> **What the task requires**
Each entry below should be written out exactly as it is, with no pictures.

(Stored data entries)

>>>

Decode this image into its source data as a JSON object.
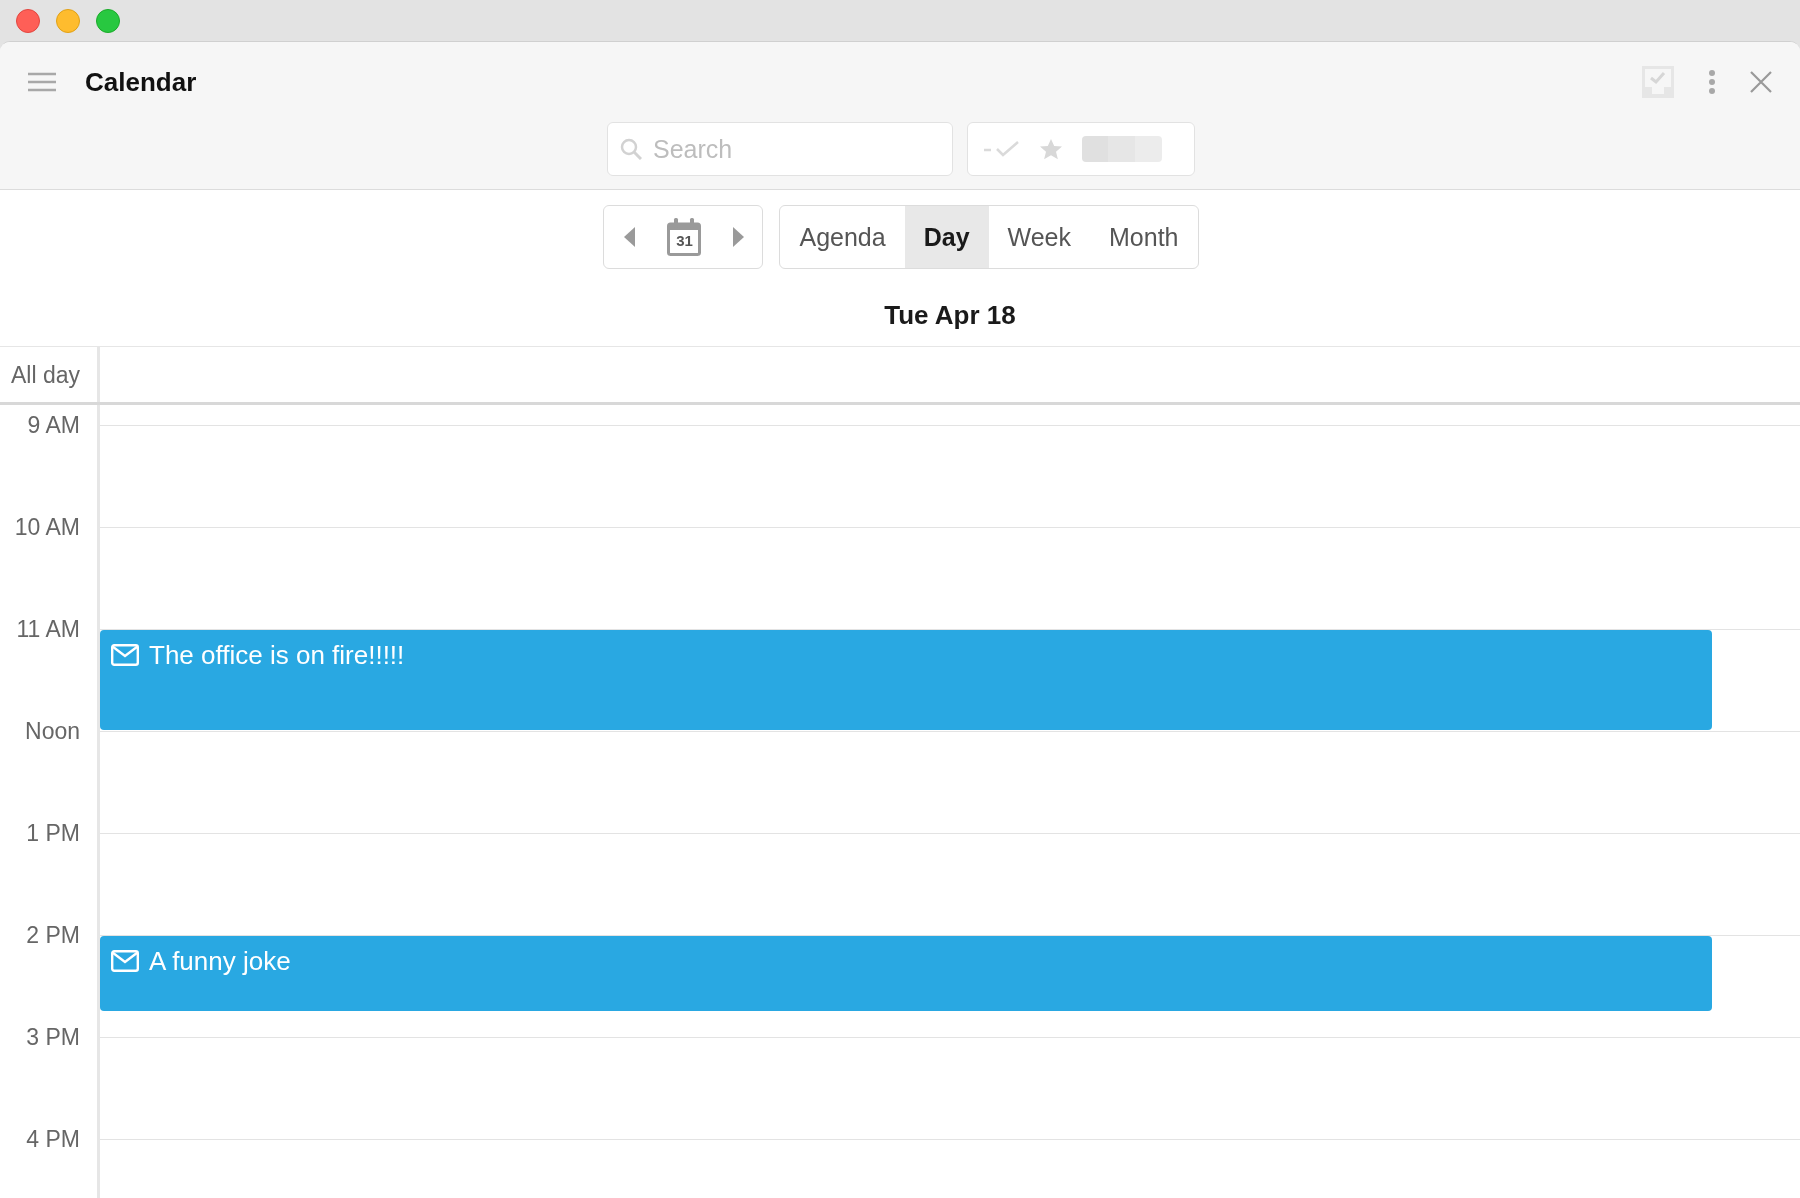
{
  "window": {
    "title": "Calendar"
  },
  "search": {
    "placeholder": "Search"
  },
  "nav": {
    "calendar_icon_day": "31"
  },
  "views": [
    {
      "label": "Agenda",
      "selected": false
    },
    {
      "label": "Day",
      "selected": true
    },
    {
      "label": "Week",
      "selected": false
    },
    {
      "label": "Month",
      "selected": false
    }
  ],
  "date_heading": "Tue Apr 18",
  "all_day": {
    "label": "All day"
  },
  "hours": [
    {
      "label": "9 AM"
    },
    {
      "label": "10 AM"
    },
    {
      "label": "11 AM",
      "events": [
        {
          "title": "The office is on fire!!!!!"
        }
      ]
    },
    {
      "label": "Noon"
    },
    {
      "label": "1 PM"
    },
    {
      "label": "2 PM",
      "events": [
        {
          "title": "A funny joke"
        }
      ]
    },
    {
      "label": "3 PM"
    },
    {
      "label": "4 PM"
    }
  ]
}
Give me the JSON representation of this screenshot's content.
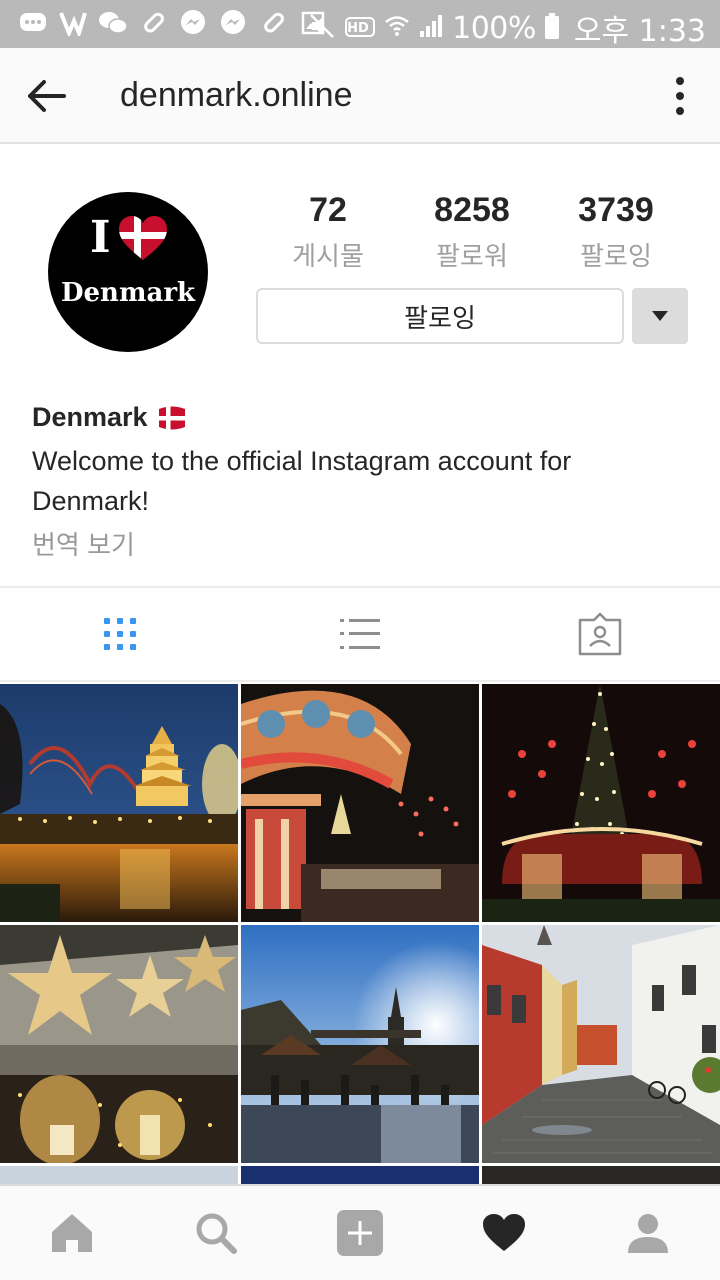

<<<

> **In response**
Decode this image into its source data as a JSON object.
{
  "window": {
    "title": "Calendar"
  },
  "search": {
    "placeholder": "Search"
  },
  "nav": {
    "calendar_icon_day": "31"
  },
  "views": [
    {
      "label": "Agenda",
      "selected": false
    },
    {
      "label": "Day",
      "selected": true
    },
    {
      "label": "Week",
      "selected": false
    },
    {
      "label": "Month",
      "selected": false
    }
  ],
  "date_heading": "Tue Apr 18",
  "all_day": {
    "label": "All day"
  },
  "hours": [
    {
      "label": "9 AM"
    },
    {
      "label": "10 AM"
    },
    {
      "label": "11 AM",
      "events": [
        {
          "title": "The office is on fire!!!!!"
        }
      ]
    },
    {
      "label": "Noon"
    },
    {
      "label": "1 PM"
    },
    {
      "label": "2 PM",
      "events": [
        {
          "title": "A funny joke"
        }
      ]
    },
    {
      "label": "3 PM"
    },
    {
      "label": "4 PM"
    }
  ]
}
Give me the JSON representation of this screenshot's content.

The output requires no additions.